+++ Data

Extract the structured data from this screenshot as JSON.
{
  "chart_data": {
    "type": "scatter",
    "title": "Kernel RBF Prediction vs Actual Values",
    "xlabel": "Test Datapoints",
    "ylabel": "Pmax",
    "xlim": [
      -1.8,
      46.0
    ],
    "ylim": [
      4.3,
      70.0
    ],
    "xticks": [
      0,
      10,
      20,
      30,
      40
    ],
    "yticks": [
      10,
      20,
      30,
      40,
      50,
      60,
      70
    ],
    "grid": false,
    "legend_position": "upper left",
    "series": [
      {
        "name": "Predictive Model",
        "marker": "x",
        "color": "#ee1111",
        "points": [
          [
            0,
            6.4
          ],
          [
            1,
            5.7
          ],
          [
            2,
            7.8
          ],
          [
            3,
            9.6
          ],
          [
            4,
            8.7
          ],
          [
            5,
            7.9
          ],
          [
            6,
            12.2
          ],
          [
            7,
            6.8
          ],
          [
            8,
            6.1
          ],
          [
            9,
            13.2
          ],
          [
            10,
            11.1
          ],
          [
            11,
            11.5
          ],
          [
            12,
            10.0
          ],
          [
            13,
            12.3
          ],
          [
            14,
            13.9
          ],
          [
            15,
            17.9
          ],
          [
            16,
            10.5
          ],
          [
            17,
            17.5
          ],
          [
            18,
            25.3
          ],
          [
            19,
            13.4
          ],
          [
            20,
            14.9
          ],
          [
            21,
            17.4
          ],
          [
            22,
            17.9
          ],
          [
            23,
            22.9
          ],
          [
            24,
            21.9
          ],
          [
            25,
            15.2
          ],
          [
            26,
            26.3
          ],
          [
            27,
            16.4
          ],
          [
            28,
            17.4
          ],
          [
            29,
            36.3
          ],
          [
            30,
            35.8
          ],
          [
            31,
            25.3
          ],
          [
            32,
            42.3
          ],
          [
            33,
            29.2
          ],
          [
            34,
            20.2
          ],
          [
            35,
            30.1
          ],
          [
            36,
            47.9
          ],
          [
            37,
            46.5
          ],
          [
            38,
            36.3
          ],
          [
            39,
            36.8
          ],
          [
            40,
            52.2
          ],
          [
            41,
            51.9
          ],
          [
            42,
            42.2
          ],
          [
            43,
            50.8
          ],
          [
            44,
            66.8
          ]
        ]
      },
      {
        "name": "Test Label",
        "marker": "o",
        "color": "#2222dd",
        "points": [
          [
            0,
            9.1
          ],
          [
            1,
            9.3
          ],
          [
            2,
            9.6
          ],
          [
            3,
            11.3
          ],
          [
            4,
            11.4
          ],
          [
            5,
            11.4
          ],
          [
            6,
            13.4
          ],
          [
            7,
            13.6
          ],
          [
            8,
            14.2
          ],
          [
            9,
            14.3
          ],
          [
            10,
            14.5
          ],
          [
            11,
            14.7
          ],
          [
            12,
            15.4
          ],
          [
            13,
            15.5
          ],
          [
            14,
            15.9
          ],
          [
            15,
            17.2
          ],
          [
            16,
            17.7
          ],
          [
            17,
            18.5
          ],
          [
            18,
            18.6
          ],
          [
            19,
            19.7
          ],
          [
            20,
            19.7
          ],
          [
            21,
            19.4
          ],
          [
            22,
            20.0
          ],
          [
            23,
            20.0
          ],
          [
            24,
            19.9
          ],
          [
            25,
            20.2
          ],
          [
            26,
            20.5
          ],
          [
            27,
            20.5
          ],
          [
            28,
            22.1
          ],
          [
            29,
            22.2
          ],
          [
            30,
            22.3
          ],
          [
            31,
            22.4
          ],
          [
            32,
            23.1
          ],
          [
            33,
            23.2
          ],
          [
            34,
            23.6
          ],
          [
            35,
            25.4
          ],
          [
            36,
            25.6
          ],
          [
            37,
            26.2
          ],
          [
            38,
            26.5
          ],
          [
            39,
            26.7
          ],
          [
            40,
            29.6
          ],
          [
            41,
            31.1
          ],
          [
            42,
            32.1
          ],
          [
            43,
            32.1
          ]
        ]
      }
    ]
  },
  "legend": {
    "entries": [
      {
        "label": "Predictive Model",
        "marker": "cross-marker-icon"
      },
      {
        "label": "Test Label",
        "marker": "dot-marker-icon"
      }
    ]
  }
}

++++++

[Stated task] Lines containing the word "Model" are to be tallied; report only the total.

[The completed task] 2